§ DO THIS: Take the entries below and print all of them exactly, please.

§ ENTRIES PROVIDED:
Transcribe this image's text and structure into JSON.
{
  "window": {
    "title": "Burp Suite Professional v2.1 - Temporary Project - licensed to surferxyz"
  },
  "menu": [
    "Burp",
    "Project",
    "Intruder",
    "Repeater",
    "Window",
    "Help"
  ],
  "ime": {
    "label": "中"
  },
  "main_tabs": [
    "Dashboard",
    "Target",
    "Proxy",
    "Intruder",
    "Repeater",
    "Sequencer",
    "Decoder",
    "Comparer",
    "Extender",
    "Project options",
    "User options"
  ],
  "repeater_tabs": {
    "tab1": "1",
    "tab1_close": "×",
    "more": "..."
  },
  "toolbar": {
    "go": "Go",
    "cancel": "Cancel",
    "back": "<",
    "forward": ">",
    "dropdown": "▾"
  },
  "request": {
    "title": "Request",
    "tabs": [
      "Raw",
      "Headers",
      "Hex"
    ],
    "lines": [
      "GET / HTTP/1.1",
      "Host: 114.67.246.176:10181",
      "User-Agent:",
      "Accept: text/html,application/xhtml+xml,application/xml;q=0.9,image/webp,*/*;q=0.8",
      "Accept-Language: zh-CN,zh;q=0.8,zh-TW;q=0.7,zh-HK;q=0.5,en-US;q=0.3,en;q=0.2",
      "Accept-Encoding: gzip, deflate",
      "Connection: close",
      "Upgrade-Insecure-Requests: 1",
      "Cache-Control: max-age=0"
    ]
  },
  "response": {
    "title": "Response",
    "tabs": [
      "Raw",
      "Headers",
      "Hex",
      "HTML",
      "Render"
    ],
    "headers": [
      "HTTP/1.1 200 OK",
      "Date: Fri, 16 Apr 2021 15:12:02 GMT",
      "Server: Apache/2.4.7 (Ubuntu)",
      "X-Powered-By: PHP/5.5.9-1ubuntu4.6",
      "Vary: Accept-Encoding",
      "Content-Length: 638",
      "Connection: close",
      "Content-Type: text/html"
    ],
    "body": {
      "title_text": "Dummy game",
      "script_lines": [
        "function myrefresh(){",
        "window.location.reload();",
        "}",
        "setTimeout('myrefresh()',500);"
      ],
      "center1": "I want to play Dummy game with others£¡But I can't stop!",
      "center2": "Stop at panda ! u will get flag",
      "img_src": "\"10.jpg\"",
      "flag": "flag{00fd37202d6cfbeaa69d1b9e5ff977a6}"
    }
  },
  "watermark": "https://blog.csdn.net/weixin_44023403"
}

§ RESPONSE FOR THIS EXERCISE:
Transcribe this image's text and structure into JSON.
{
  "window": {
    "title": "Burp Suite Professional v2.1 - Temporary Project - licensed to surferxyz"
  },
  "menu": [
    "Burp",
    "Project",
    "Intruder",
    "Repeater",
    "Window",
    "Help"
  ],
  "ime": {
    "label": "中"
  },
  "main_tabs": [
    "Dashboard",
    "Target",
    "Proxy",
    "Intruder",
    "Repeater",
    "Sequencer",
    "Decoder",
    "Comparer",
    "Extender",
    "Project options",
    "User options"
  ],
  "repeater_tabs": {
    "tab1": "1",
    "tab1_close": "×",
    "more": "..."
  },
  "toolbar": {
    "go": "Go",
    "cancel": "Cancel",
    "back": "<",
    "forward": ">",
    "dropdown": "▾"
  },
  "request": {
    "title": "Request",
    "tabs": [
      "Raw",
      "Headers",
      "Hex"
    ],
    "lines": [
      "GET / HTTP/1.1",
      "Host: 114.67.246.176:10181",
      "User-Agent:",
      "Accept: text/html,application/xhtml+xml,application/xml;q=0.9,image/webp,*/*;q=0.8",
      "Accept-Language: zh-CN,zh;q=0.8,zh-TW;q=0.7,zh-HK;q=0.5,en-US;q=0.3,en;q=0.2",
      "Accept-Encoding: gzip, deflate",
      "Connection: close",
      "Upgrade-Insecure-Requests: 1",
      "Cache-Control: max-age=0"
    ]
  },
  "response": {
    "title": "Response",
    "tabs": [
      "Raw",
      "Headers",
      "Hex",
      "HTML",
      "Render"
    ],
    "headers": [
      "HTTP/1.1 200 OK",
      "Date: Fri, 16 Apr 2021 15:12:02 GMT",
      "Server: Apache/2.4.7 (Ubuntu)",
      "X-Powered-By: PHP/5.5.9-1ubuntu4.6",
      "Vary: Accept-Encoding",
      "Content-Length: 638",
      "Connection: close",
      "Content-Type: text/html"
    ],
    "body": {
      "title_text": "Dummy game",
      "script_lines": [
        "function myrefresh(){",
        "window.location.reload();",
        "}",
        "setTimeout('myrefresh()',500);"
      ],
      "center1": "I want to play Dummy game with others£¡But I can't stop!",
      "center2": "Stop at panda ! u will get flag",
      "img_src": "\"10.jpg\"",
      "flag": "flag{00fd37202d6cfbeaa69d1b9e5ff977a6}"
    }
  },
  "watermark": "https://blog.csdn.net/weixin_44023403"
}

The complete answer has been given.